──────── Extracted entries ────────

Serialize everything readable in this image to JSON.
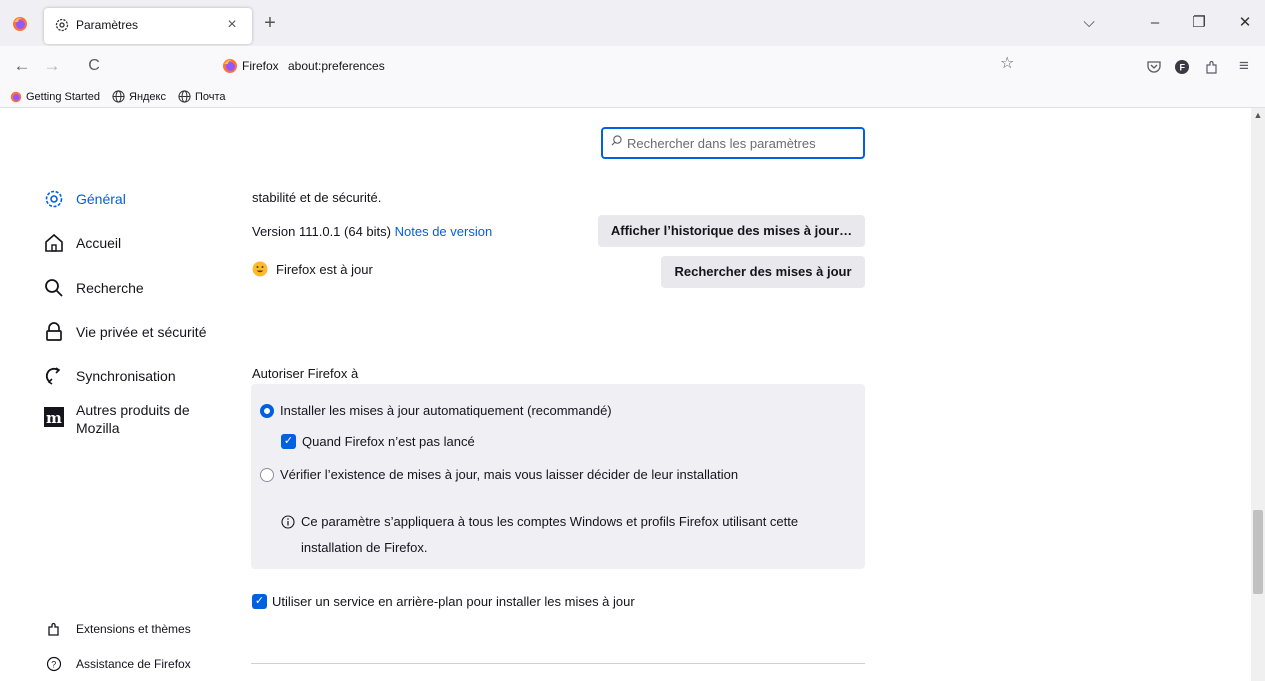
{
  "tab": {
    "title": "Paramètres",
    "close": "×",
    "new": "+"
  },
  "window": {
    "list_tabs": "⌵",
    "minimize": "–",
    "restore": "❐",
    "close": "✕"
  },
  "nav": {
    "back": "←",
    "forward": "→",
    "reload": "C"
  },
  "url": {
    "identity": "Firefox",
    "address": "about:preferences"
  },
  "bookmarks": [
    {
      "label": "Getting Started"
    },
    {
      "label": "Яндекс"
    },
    {
      "label": "Почта"
    }
  ],
  "search": {
    "placeholder": "Rechercher dans les paramètres"
  },
  "sidebar": {
    "items": [
      {
        "label": "Général"
      },
      {
        "label": "Accueil"
      },
      {
        "label": "Recherche"
      },
      {
        "label": "Vie privée et sécurité"
      },
      {
        "label": "Synchronisation"
      },
      {
        "label": "Autres produits de Mozilla"
      }
    ],
    "footer": [
      {
        "label": "Extensions et thèmes"
      },
      {
        "label": "Assistance de Firefox"
      }
    ]
  },
  "updates": {
    "truncated_text": "stabilité et de sécurité.",
    "version": "Version 111.0.1 (64 bits)",
    "release_notes": "Notes de version",
    "status": "Firefox est à jour",
    "history_button": "Afficher l’historique des mises à jour…",
    "check_button": "Rechercher des mises à jour",
    "allow_label": "Autoriser Firefox à",
    "auto_install": "Installer les mises à jour automatiquement (recommandé)",
    "when_not_running": "Quand Firefox n’est pas lancé",
    "manual": "Vérifier l’existence de mises à jour, mais vous laisser décider de leur installation",
    "info_line1": "Ce paramètre s’appliquera à tous les comptes Windows et profils Firefox utilisant cette",
    "info_line2": "installation de Firefox.",
    "background_service": "Utiliser un service en arrière-plan pour installer les mises à jour"
  },
  "colors": {
    "accent": "#0061e0",
    "tabstrip": "#f0f0f4",
    "box": "#f0f0f4",
    "button": "#e9e9ed"
  }
}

────────

Your goal: Output every entry word for word, but omit the pictures.

Correct result:
Serialize everything readable in this image to JSON.
{
  "tab": {
    "title": "Paramètres",
    "close": "×",
    "new": "+"
  },
  "window": {
    "list_tabs": "⌵",
    "minimize": "–",
    "restore": "❐",
    "close": "✕"
  },
  "nav": {
    "back": "←",
    "forward": "→",
    "reload": "C"
  },
  "url": {
    "identity": "Firefox",
    "address": "about:preferences"
  },
  "bookmarks": [
    {
      "label": "Getting Started"
    },
    {
      "label": "Яндекс"
    },
    {
      "label": "Почта"
    }
  ],
  "search": {
    "placeholder": "Rechercher dans les paramètres"
  },
  "sidebar": {
    "items": [
      {
        "label": "Général"
      },
      {
        "label": "Accueil"
      },
      {
        "label": "Recherche"
      },
      {
        "label": "Vie privée et sécurité"
      },
      {
        "label": "Synchronisation"
      },
      {
        "label": "Autres produits de Mozilla"
      }
    ],
    "footer": [
      {
        "label": "Extensions et thèmes"
      },
      {
        "label": "Assistance de Firefox"
      }
    ]
  },
  "updates": {
    "truncated_text": "stabilité et de sécurité.",
    "version": "Version 111.0.1 (64 bits)",
    "release_notes": "Notes de version",
    "status": "Firefox est à jour",
    "history_button": "Afficher l’historique des mises à jour…",
    "check_button": "Rechercher des mises à jour",
    "allow_label": "Autoriser Firefox à",
    "auto_install": "Installer les mises à jour automatiquement (recommandé)",
    "when_not_running": "Quand Firefox n’est pas lancé",
    "manual": "Vérifier l’existence de mises à jour, mais vous laisser décider de leur installation",
    "info_line1": "Ce paramètre s’appliquera à tous les comptes Windows et profils Firefox utilisant cette",
    "info_line2": "installation de Firefox.",
    "background_service": "Utiliser un service en arrière-plan pour installer les mises à jour"
  },
  "colors": {
    "accent": "#0061e0",
    "tabstrip": "#f0f0f4",
    "box": "#f0f0f4",
    "button": "#e9e9ed"
  }
}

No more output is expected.